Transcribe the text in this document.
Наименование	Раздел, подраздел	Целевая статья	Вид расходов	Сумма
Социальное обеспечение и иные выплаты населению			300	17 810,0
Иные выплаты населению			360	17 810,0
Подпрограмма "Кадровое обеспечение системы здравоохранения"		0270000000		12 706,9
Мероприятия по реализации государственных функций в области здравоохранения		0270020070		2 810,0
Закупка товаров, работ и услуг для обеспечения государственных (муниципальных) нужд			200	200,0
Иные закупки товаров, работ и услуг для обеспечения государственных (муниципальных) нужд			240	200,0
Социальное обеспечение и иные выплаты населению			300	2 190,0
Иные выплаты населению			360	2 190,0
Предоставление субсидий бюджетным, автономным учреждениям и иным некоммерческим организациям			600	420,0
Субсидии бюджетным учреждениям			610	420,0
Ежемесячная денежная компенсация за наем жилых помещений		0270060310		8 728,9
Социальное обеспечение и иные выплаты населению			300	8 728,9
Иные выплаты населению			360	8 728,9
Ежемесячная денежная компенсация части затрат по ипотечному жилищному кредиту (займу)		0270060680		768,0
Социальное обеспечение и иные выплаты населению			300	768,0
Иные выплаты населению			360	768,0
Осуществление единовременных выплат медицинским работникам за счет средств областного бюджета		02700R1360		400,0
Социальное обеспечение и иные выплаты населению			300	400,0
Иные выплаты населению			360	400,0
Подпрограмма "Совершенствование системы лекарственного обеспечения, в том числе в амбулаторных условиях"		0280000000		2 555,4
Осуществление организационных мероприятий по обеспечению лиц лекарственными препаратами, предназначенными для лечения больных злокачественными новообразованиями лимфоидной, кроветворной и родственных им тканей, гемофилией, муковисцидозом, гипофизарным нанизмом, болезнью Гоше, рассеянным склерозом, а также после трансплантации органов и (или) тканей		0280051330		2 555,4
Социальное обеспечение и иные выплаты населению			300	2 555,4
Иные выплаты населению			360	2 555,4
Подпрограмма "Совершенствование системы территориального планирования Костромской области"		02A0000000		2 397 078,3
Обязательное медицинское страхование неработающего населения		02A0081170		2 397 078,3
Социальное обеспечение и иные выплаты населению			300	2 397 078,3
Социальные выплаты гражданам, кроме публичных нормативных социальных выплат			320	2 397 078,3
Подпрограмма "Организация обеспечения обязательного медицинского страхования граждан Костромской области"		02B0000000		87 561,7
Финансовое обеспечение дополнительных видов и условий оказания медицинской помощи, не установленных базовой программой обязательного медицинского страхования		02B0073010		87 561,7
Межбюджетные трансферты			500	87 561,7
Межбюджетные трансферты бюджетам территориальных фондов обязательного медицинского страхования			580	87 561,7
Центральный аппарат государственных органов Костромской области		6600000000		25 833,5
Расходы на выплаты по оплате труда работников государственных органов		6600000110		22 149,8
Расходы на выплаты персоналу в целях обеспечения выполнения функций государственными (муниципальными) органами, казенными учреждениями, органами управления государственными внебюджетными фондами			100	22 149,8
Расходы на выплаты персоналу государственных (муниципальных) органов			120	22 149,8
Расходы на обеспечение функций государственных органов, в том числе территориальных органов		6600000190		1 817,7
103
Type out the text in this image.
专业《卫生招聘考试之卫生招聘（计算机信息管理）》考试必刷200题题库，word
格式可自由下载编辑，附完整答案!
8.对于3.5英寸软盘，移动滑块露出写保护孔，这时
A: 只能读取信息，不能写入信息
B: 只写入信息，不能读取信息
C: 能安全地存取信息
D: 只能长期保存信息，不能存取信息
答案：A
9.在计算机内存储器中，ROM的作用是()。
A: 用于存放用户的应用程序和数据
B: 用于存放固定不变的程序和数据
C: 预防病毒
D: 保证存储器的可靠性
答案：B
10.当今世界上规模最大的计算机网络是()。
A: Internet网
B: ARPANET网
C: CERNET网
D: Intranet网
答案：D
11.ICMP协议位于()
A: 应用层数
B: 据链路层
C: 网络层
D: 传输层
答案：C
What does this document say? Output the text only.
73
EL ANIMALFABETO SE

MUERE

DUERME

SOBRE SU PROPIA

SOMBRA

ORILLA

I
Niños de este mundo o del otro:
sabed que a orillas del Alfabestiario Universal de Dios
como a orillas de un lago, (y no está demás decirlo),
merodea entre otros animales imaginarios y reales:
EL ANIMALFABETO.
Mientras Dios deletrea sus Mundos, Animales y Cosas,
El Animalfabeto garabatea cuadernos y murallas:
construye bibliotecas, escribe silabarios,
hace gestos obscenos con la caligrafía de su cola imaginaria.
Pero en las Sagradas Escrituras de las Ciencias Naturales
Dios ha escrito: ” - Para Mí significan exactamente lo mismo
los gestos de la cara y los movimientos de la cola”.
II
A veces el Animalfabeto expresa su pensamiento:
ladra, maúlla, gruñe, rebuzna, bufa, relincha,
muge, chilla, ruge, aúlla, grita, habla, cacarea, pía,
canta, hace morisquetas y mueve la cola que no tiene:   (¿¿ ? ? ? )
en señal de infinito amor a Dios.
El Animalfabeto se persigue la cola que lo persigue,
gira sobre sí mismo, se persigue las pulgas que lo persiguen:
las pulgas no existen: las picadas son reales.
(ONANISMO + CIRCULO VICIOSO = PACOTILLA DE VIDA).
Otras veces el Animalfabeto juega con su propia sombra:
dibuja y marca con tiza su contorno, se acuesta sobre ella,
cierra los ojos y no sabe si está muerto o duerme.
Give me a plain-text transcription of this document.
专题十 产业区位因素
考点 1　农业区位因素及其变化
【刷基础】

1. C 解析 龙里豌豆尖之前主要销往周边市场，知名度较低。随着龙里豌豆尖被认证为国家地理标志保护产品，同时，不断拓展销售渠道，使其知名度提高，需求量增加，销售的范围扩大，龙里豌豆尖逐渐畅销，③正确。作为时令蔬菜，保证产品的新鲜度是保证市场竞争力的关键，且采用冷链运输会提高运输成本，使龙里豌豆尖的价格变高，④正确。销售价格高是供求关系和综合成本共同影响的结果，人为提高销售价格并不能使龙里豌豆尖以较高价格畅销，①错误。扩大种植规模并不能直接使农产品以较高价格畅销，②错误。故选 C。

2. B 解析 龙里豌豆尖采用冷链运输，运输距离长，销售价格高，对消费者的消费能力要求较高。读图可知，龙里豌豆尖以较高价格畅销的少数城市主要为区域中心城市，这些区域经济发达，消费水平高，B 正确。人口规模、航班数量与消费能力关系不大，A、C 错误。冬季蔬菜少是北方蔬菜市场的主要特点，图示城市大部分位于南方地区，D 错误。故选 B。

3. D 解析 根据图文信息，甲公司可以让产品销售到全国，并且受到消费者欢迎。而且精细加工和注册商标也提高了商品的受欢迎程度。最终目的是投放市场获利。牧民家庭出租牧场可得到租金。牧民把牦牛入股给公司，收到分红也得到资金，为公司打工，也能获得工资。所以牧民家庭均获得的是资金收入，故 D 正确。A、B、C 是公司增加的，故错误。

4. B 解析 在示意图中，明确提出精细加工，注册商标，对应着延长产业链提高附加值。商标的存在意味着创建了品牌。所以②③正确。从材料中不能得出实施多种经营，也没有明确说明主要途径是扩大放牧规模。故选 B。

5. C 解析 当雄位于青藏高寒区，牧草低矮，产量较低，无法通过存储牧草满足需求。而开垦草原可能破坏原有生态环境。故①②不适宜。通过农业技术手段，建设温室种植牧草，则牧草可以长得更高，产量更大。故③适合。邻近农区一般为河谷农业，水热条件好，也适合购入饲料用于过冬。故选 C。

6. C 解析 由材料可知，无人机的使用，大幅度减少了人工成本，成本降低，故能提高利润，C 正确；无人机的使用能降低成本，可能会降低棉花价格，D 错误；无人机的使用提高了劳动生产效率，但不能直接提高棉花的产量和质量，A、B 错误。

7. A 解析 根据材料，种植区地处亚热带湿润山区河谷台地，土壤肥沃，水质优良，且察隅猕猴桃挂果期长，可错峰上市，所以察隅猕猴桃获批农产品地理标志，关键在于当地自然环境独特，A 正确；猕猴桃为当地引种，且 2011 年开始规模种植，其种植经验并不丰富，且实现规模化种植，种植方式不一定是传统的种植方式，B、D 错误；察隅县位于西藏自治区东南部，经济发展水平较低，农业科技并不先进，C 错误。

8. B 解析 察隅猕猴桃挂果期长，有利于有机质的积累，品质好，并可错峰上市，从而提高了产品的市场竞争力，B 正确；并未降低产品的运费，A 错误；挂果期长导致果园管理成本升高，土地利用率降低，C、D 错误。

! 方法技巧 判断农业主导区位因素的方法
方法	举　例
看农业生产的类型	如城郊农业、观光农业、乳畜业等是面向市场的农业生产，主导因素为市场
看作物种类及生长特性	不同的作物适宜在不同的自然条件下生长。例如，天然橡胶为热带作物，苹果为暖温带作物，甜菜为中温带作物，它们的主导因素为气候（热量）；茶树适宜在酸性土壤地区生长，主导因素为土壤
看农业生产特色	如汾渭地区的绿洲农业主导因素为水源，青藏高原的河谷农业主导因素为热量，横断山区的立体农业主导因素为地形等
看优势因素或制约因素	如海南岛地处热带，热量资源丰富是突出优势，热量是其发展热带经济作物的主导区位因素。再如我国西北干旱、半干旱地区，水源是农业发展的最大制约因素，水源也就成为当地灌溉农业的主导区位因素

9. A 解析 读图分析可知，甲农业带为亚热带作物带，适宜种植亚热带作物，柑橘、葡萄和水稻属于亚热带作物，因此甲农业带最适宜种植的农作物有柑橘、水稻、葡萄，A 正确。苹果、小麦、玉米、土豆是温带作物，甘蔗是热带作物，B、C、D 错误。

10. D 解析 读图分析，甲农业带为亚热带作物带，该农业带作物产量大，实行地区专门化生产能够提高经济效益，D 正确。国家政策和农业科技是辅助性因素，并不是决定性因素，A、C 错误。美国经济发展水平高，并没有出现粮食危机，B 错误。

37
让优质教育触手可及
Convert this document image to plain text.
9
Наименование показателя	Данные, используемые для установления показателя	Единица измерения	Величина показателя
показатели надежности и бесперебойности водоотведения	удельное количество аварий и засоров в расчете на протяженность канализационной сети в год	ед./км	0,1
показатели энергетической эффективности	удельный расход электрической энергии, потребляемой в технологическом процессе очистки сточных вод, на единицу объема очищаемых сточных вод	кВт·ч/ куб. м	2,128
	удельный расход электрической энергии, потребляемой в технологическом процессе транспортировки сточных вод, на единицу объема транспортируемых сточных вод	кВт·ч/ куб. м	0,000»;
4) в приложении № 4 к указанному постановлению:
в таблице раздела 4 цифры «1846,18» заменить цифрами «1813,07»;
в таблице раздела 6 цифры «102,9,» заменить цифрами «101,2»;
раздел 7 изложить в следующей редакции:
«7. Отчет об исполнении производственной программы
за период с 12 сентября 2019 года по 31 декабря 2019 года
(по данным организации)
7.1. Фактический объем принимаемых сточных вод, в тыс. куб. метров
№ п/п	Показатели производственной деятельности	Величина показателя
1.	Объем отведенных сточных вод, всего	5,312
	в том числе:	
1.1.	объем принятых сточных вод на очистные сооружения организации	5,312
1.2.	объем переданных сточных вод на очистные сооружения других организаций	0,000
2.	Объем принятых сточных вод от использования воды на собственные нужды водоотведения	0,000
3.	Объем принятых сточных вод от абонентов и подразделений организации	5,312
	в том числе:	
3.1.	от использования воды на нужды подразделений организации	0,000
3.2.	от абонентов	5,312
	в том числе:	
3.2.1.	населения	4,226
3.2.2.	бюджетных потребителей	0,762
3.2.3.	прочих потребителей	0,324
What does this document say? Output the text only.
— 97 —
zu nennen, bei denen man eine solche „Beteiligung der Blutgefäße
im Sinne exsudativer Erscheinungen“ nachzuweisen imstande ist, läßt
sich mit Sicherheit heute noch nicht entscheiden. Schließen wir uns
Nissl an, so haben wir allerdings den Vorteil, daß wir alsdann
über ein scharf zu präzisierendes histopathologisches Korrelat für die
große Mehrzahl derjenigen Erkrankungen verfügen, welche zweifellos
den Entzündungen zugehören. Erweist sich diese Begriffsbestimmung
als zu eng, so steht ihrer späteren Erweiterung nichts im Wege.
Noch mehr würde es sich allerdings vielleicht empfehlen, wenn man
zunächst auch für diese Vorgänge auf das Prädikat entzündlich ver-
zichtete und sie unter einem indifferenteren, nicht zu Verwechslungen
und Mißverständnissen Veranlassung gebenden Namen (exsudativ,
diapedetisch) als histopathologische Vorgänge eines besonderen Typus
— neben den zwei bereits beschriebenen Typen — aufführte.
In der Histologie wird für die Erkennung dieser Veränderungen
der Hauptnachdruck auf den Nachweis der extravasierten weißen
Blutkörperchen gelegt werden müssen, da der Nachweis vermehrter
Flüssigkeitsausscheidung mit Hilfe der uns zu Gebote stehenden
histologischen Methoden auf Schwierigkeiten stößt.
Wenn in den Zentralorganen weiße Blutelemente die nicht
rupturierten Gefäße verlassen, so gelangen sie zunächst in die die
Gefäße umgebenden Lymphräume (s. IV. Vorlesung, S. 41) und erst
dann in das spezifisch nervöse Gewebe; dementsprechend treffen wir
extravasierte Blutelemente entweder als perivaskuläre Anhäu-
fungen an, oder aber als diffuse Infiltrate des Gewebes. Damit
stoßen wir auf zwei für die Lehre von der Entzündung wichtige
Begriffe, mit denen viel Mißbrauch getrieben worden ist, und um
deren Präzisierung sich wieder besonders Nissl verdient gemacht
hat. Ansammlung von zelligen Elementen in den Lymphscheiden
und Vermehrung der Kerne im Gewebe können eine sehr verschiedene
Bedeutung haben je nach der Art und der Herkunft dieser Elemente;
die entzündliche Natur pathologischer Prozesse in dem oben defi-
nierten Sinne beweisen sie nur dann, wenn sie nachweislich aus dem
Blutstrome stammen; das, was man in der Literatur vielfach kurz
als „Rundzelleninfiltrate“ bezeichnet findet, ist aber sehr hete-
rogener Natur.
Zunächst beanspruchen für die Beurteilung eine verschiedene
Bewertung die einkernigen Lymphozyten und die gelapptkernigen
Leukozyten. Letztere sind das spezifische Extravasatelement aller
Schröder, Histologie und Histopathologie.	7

+++

From the data above, copy out every line with the string "Ежемесячная" in it.

Ежемесячная денежная компенсация за наем жилых помещений		0270060310		8 728,9
Ежемесячная денежная компенсация части затрат по ипотечному жилищному кредиту (займу)		0270060680		768,0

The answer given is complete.